[START OF Excerpted passage]

What's the Liberalia? Just after the Ides of March (a whole other post) was the celebration of Pater Liber and Liberia. It was a state festival AND a personal feast AND considered a rustic festival as well, or a farmer's holy day of obligation. Liber and Liberalia are protectors of the seed, which has just been planted.
On the personal or family level, this is the Italian Bar Mitzvah! When Boys became Men (Girls became Women at menarche)! Boys would take the talisman they'd wear for protection from The Eye (the bulla) along with their boyhood clothes- the toga praetexta, and burn them in offering to The Lare. The boys would get their "Toga Virilis" and be officially welcomed into the company of men. No wonder there was so much drinking! I bet they'd drink the newly minted men under the table. No doubt there was also the visit to the sacred prostitutes and an "initiation into the art of love." Nice way of saying they got the new men drunk and lost their virginity. Stories are told about how Mothers would keep the son's bulla and not let it burn so their son would be protected through their life.
With all the talk of seed protection and drunkenness, it's hard to not think of Ceres, Proserpine and Bacchus. It was hard for the ancients too: There was a temple dedicated to this triad with Liber and Liberia being likened to/syncretized/identified with Bacchus and Proserpine.
This celebration had its high class elements and its low class elements. Liber and Libera were deities of freedom and therefore of slaves. Their fest was a way of letting off steam. Quoth the holy wiki"
Liber's festivals are timed to the springtime awakening and renewal of fertility in the agricultural cycle. In Rome, his annual Liberalia public festival was held on March 17. A portable shrine was carried through Rome's neighbourhoods (vici); Liber's aged, ivy-crowned priestesses offered honey cakes for sale, and offered sacrifice on behalf of those who bought them – the discovery of honey was credited to Liber-Bacchus. Embedded within Liberalia, more or less at a ritualistic level, were the various freedoms and rights attached to Roman ideas of virility as a divine and natural force. Young men celebrated their coming of age; they cut off and dedicated their first beards to their household Lares and if citizens, wore their first toga virilis, the "manly" toga – which Ovid, perhaps by way of poetic etymology, calls a toga libera (Liber's toga or "toga of freedom"). These new citizens registered their citizenship at the forum and were then free to vote, to leave their father's domus (household), choose a marriage partner and, thanks to Liber's endowment of virility, father their own children.
Liber is credited with the invention of honey, which ties into the Bacchic and Dionysian lore. There was a LOT of overlap, including Liber being credited with protecting the grape. However, even in ancient days, Liber and Bacchus were seen as very distinct entities. In fact, Bacchinals were outlawed. Likely because of their Siclian/Southern Italian origins and the repression of the lower classes by the 1% (the more things change, huh?)

[END OF Excerpted passage]
[START OF Entries supplied]

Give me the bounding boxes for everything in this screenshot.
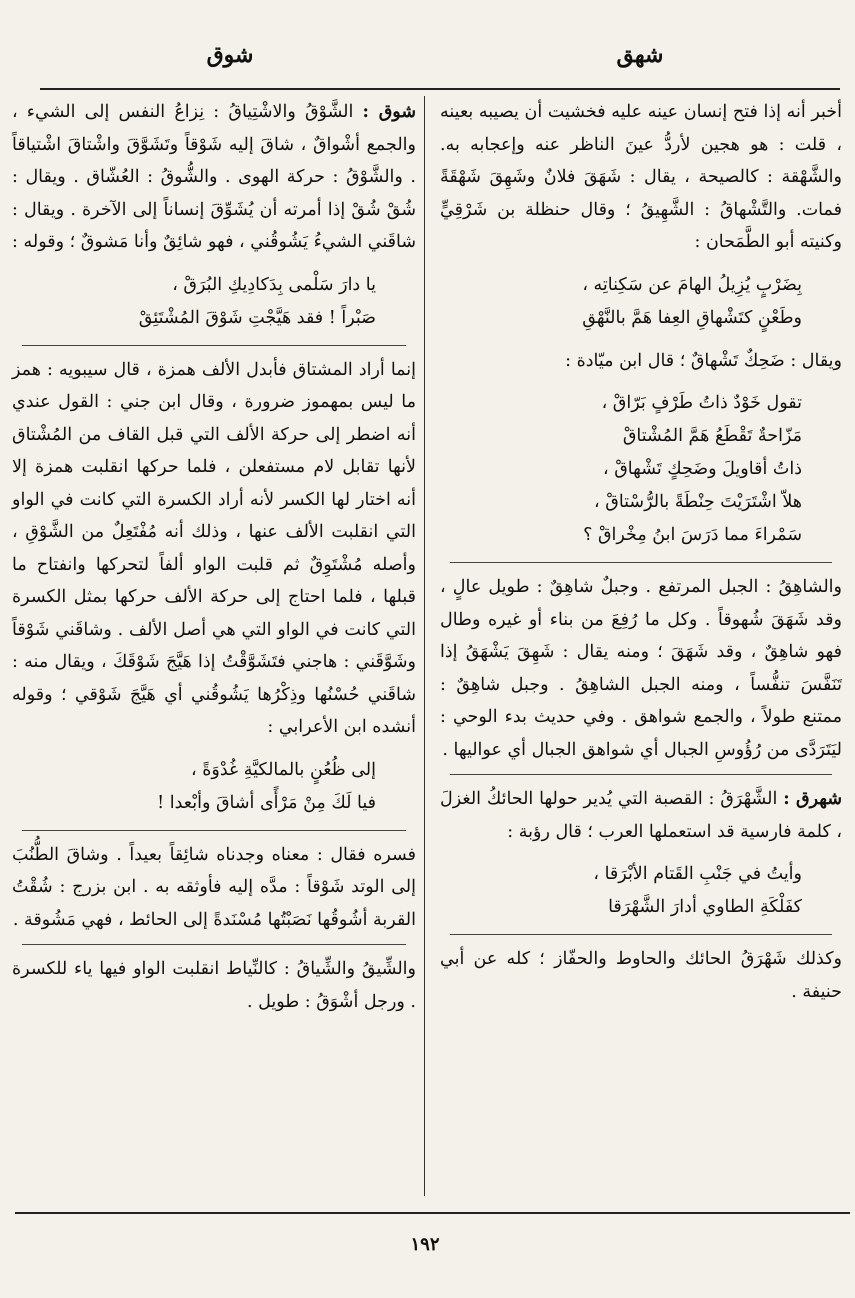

[END OF Entries supplied]
[START OF Entries supplied]

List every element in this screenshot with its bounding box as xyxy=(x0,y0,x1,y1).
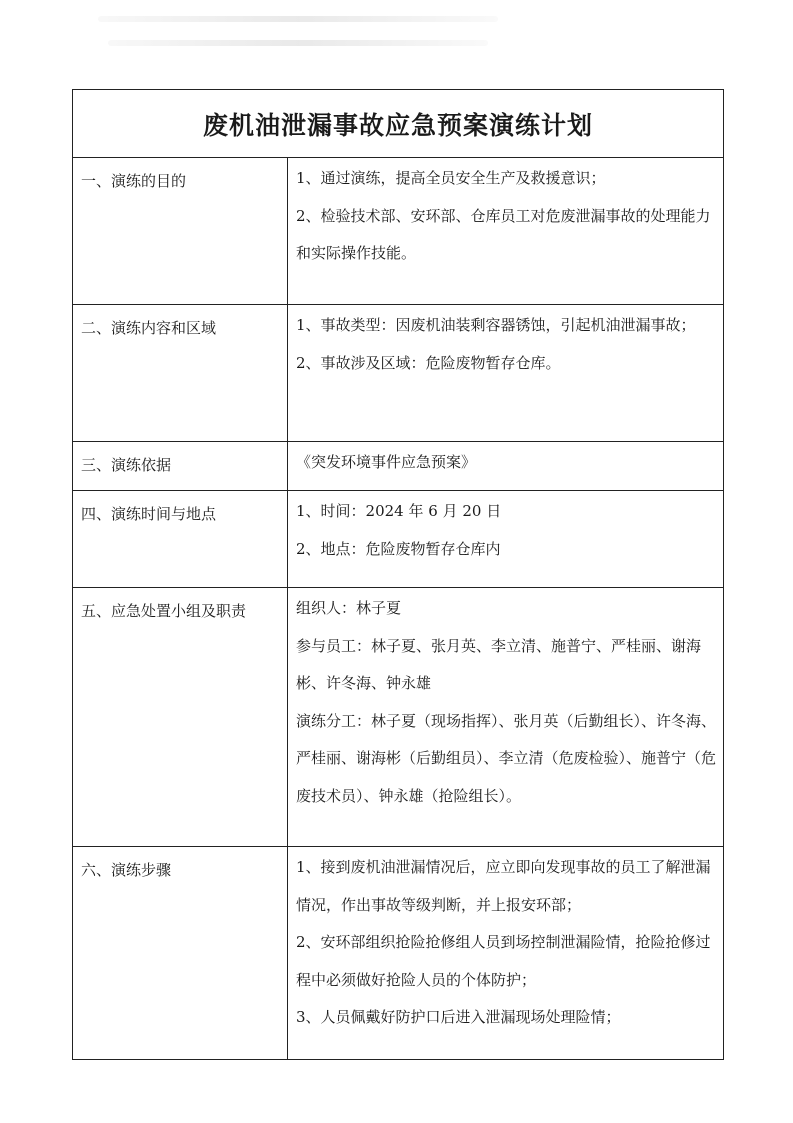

[END OF Entries supplied]
[START OF Entries supplied]

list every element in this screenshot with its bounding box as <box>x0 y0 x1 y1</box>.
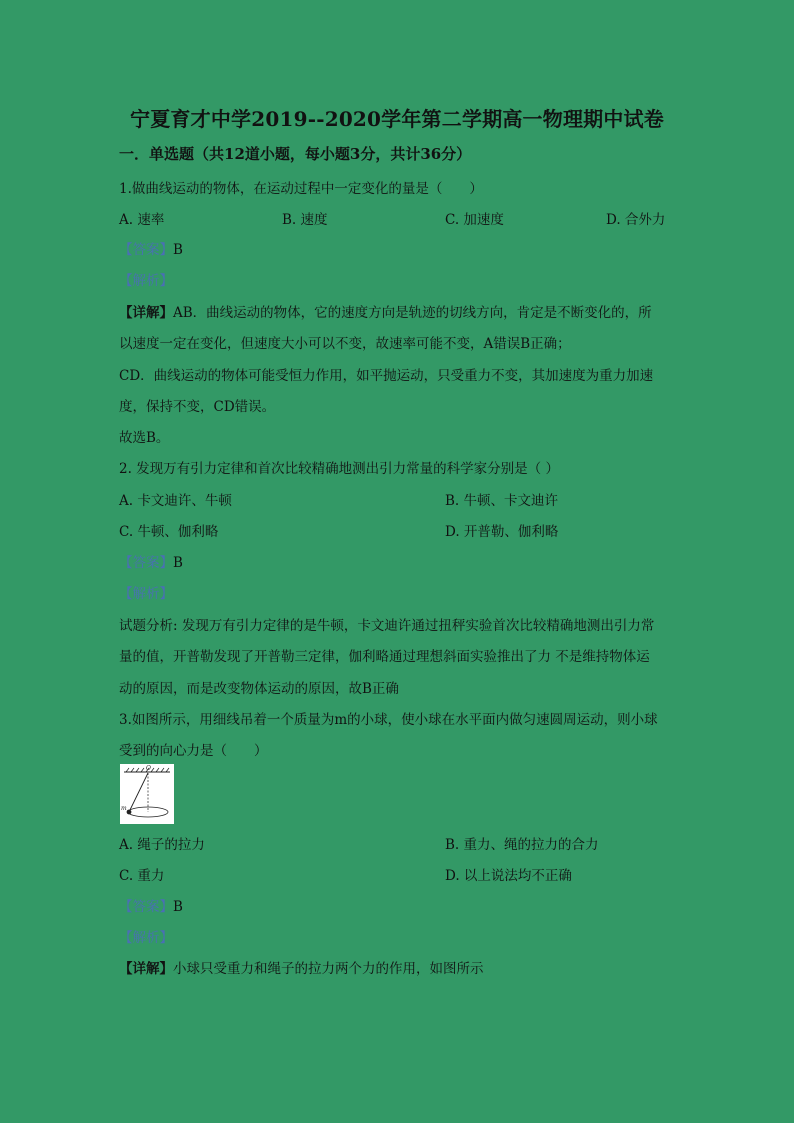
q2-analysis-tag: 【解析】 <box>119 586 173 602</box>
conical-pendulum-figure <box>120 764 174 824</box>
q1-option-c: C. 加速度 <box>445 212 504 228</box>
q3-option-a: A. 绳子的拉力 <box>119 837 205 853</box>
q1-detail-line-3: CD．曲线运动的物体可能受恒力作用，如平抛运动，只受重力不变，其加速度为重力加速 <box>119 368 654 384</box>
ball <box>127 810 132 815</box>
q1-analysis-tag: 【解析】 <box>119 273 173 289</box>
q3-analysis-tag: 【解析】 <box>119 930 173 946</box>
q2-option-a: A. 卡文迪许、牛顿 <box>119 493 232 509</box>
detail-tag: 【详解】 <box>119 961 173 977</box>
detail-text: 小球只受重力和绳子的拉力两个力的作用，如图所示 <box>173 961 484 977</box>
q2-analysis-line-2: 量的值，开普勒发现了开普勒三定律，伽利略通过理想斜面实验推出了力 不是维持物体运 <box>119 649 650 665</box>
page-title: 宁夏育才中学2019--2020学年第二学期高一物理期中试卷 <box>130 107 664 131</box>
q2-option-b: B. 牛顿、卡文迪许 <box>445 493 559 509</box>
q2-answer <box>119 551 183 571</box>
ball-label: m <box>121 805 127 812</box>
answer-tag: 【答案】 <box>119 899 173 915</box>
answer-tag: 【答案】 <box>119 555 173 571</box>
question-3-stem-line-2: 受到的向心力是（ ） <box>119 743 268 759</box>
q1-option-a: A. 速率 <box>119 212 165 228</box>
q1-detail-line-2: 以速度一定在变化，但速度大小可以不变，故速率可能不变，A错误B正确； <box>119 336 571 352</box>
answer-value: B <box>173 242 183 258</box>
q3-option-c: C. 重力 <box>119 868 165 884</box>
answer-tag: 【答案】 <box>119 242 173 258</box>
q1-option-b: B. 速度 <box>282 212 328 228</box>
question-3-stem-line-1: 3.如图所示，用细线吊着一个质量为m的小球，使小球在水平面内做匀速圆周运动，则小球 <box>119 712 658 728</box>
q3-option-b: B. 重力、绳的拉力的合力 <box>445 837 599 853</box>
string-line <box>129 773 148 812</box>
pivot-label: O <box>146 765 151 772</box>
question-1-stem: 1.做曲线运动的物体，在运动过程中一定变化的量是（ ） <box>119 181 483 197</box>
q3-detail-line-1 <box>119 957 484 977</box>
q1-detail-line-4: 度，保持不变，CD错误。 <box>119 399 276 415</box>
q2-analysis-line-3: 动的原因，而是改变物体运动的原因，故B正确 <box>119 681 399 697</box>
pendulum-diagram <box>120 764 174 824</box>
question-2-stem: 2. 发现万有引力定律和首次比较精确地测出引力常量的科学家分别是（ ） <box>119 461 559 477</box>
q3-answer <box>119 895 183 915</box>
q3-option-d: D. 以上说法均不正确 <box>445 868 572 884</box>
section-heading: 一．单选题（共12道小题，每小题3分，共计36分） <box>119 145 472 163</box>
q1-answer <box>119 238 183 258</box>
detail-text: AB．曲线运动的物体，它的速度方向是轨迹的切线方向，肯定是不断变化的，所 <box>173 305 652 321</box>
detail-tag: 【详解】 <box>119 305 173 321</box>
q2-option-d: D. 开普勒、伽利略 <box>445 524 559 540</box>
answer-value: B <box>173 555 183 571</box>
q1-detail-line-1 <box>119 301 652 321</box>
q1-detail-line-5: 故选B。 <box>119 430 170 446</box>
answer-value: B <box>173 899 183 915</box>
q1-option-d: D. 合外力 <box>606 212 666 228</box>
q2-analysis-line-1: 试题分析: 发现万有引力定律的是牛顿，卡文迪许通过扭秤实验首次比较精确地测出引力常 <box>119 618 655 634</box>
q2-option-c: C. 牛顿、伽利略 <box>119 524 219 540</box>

[END OF Entries supplied]

Answer these questions about the Liberalia post:
1. What did boys burn as an offering to the Lare?
2. On what date was the annual Liberalia public festival held in Rome?
3. What did Liber's priestesses offer for sale?
The listing plays no part in what comes next.

* _Solution to the exercise_:
1. The bulla and their boyhood clothes, the toga praetexta
2. March 17
3. Honey cakes